Job -> Report every line from the material that contains the word "Registry".

::::::

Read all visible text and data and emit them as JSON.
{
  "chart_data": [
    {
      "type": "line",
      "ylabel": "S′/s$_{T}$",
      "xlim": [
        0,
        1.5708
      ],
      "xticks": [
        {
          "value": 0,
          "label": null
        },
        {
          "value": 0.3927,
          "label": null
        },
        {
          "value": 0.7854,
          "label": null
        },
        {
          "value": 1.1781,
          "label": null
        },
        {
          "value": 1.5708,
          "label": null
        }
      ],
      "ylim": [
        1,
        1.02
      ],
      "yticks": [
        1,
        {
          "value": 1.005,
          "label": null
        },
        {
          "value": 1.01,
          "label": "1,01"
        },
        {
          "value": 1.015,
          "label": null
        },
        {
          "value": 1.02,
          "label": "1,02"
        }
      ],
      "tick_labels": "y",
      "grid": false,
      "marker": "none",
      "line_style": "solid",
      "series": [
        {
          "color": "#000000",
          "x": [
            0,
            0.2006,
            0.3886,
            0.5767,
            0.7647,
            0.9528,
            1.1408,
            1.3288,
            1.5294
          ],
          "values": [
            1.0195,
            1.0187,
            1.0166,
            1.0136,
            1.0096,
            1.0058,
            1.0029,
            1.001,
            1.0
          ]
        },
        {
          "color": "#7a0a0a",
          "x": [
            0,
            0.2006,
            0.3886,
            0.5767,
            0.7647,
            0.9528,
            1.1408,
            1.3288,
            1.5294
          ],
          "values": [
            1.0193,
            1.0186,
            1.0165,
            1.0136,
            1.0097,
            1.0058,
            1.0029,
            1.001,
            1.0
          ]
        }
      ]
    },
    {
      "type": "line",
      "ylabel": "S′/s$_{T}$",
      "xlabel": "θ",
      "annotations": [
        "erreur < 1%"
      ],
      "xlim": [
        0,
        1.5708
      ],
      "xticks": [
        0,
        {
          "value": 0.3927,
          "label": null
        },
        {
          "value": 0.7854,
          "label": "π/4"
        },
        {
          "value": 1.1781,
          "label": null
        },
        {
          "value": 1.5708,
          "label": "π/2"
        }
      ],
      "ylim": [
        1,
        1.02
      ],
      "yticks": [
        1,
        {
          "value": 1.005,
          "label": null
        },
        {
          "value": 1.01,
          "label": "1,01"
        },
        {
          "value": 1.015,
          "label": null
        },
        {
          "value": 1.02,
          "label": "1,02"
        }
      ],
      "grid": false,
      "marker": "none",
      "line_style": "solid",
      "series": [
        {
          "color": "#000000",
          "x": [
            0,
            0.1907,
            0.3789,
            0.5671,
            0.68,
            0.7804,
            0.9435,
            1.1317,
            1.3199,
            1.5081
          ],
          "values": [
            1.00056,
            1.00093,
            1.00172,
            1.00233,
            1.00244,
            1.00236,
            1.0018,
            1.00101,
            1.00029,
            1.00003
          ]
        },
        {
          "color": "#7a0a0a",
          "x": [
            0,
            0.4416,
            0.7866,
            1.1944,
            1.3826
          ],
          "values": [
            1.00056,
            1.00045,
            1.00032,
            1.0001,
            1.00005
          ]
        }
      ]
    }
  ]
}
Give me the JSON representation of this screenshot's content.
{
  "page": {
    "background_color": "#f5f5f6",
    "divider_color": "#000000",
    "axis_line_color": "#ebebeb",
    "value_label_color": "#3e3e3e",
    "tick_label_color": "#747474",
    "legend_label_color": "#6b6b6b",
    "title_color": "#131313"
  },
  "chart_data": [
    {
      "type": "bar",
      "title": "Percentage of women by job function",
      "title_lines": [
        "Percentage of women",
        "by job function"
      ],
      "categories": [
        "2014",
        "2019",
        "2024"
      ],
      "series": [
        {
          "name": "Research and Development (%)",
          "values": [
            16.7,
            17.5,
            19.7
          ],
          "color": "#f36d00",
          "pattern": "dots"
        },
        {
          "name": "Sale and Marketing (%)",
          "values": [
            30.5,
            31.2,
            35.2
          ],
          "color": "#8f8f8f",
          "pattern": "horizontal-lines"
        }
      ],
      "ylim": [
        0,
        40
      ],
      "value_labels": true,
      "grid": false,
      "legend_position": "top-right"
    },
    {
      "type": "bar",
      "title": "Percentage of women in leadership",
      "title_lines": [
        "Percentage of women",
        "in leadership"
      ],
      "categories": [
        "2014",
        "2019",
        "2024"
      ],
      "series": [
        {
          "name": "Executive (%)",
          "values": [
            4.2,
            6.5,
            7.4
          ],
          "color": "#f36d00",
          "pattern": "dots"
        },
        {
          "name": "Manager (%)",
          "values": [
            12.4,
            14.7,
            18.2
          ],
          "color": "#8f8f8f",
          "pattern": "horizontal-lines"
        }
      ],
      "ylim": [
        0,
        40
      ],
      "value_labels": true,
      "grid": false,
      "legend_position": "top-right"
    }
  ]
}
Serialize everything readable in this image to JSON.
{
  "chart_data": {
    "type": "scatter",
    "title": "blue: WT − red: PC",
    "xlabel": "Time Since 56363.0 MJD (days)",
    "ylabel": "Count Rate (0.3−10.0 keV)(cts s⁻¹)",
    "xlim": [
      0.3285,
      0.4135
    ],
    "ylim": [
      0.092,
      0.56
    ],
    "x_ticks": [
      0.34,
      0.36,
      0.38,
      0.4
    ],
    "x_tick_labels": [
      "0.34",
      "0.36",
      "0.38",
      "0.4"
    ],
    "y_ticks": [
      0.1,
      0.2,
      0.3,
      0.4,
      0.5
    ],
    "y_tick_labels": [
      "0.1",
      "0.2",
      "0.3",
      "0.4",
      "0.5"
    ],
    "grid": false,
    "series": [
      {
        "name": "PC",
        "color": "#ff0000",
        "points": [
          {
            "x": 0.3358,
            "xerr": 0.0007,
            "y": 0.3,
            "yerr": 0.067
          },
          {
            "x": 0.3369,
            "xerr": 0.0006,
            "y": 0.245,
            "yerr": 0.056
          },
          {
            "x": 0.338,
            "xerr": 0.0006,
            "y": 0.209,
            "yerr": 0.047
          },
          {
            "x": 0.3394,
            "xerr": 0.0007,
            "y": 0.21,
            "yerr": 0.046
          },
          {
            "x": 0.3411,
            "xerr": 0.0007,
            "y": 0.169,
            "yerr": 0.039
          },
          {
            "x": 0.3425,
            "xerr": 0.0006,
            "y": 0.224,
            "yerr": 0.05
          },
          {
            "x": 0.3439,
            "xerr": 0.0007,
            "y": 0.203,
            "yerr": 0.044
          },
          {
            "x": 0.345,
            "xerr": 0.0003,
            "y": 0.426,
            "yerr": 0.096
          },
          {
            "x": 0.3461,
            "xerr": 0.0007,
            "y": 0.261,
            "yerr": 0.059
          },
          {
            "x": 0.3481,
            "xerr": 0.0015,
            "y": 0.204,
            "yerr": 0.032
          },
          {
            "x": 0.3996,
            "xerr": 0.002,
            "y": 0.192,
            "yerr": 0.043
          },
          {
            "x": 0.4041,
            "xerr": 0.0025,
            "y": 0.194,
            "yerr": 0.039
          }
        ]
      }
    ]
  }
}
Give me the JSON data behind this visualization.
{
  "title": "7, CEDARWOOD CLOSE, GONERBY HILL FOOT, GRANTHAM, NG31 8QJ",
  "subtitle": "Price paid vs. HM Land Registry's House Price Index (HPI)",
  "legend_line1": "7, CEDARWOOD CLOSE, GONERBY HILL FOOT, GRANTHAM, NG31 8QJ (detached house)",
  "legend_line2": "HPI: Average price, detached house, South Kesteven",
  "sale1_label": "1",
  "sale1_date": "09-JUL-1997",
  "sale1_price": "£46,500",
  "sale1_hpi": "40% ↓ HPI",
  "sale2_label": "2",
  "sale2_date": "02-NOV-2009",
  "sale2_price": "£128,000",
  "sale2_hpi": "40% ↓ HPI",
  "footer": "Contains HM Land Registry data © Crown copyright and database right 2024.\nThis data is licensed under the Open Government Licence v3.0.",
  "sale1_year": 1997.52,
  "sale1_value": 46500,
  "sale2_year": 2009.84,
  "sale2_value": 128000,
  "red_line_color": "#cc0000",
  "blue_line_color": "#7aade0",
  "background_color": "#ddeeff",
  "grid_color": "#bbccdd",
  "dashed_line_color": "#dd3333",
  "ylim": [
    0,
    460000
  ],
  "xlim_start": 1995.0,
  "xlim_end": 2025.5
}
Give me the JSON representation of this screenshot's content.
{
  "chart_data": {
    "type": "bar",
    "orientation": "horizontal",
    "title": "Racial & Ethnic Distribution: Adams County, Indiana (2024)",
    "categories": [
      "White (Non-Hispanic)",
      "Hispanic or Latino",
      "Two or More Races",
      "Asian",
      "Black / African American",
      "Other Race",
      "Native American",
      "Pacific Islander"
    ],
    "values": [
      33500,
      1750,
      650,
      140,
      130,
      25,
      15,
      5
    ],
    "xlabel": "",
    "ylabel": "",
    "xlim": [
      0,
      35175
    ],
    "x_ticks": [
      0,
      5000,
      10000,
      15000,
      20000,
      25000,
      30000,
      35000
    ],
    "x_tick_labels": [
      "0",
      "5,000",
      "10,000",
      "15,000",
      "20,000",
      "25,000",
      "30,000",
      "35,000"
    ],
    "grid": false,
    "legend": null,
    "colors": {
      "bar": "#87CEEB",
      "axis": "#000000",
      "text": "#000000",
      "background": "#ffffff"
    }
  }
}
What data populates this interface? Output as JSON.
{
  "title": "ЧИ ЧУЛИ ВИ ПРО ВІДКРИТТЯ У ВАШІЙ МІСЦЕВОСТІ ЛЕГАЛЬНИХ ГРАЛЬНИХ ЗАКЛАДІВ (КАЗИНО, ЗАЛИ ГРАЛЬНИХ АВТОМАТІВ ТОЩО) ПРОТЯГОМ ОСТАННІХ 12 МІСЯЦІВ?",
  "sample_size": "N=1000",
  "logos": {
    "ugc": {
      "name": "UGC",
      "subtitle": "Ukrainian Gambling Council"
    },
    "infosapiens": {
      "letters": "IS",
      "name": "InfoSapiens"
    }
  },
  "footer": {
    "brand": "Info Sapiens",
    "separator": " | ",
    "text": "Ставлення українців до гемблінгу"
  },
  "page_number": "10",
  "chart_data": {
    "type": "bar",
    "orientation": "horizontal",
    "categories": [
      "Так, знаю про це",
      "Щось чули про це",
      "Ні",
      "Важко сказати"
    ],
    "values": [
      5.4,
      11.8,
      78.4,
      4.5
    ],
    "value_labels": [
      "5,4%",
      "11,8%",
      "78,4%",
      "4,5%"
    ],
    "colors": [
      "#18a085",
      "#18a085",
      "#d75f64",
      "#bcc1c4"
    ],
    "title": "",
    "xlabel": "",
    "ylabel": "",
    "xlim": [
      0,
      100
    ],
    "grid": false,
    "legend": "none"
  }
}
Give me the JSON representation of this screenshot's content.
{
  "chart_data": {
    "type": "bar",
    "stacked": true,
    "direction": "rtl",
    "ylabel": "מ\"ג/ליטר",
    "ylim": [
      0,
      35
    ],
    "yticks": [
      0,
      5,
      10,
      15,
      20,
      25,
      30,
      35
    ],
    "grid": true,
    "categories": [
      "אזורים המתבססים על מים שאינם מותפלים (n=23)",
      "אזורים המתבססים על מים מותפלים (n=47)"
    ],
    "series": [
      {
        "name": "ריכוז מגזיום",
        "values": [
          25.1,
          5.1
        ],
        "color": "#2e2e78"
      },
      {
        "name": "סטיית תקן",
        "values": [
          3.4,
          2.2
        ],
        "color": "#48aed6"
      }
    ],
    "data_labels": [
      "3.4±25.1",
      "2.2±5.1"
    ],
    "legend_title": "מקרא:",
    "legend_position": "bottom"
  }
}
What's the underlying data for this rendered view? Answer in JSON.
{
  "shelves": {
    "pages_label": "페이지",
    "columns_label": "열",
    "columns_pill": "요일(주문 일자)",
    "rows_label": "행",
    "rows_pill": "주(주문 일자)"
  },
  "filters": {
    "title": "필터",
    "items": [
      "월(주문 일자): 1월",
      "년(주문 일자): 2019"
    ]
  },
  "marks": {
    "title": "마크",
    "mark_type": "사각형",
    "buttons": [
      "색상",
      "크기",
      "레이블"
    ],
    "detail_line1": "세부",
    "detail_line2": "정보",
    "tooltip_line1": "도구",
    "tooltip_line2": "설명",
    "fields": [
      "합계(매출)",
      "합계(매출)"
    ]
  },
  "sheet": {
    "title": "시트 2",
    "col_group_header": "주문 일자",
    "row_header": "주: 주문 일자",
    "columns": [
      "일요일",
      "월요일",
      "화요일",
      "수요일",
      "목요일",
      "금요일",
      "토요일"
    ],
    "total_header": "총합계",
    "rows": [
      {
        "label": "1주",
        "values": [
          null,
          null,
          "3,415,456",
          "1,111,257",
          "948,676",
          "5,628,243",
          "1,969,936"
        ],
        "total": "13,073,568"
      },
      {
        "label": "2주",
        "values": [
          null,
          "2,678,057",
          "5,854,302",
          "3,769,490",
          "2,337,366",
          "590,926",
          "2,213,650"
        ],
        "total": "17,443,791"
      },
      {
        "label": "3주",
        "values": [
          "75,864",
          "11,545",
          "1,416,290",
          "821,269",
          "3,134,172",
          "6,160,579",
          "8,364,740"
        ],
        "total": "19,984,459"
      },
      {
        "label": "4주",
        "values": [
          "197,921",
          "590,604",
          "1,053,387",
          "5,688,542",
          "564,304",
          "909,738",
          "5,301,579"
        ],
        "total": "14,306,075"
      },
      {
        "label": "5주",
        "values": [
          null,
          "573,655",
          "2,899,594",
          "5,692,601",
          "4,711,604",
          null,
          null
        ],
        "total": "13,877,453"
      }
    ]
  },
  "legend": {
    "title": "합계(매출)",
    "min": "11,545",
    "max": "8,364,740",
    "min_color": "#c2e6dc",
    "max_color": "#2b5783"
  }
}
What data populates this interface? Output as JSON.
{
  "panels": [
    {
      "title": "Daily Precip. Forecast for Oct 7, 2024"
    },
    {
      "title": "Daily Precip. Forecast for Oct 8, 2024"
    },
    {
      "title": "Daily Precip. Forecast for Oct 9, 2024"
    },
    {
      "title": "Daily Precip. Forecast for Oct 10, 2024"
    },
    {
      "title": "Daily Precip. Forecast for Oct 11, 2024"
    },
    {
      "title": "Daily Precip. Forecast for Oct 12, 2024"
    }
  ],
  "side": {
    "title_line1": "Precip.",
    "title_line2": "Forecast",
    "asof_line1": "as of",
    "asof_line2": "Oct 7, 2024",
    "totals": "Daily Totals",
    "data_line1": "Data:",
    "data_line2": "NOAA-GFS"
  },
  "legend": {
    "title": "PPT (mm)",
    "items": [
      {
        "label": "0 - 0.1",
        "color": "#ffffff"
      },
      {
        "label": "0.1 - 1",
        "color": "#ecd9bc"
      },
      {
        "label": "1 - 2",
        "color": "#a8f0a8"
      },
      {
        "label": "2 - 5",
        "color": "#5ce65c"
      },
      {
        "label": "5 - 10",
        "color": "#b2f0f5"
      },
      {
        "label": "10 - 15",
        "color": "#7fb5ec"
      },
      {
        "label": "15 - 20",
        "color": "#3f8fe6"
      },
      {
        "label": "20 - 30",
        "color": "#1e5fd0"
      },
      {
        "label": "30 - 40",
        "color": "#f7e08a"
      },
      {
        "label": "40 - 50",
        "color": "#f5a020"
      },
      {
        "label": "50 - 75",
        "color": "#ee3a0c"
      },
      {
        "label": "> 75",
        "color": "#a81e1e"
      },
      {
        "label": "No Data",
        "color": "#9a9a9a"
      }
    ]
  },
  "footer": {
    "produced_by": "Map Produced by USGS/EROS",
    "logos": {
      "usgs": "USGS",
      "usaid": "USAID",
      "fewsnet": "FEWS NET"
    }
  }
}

::::::

Result of the task ->
  "subtitle": "Price paid vs. HM Land Registry's House Price Index (HPI)",
  "footer": "Contains HM Land Registry data © Crown copyright and database right 2024.\nThis data is licensed under the Open Government Licence v3.0.",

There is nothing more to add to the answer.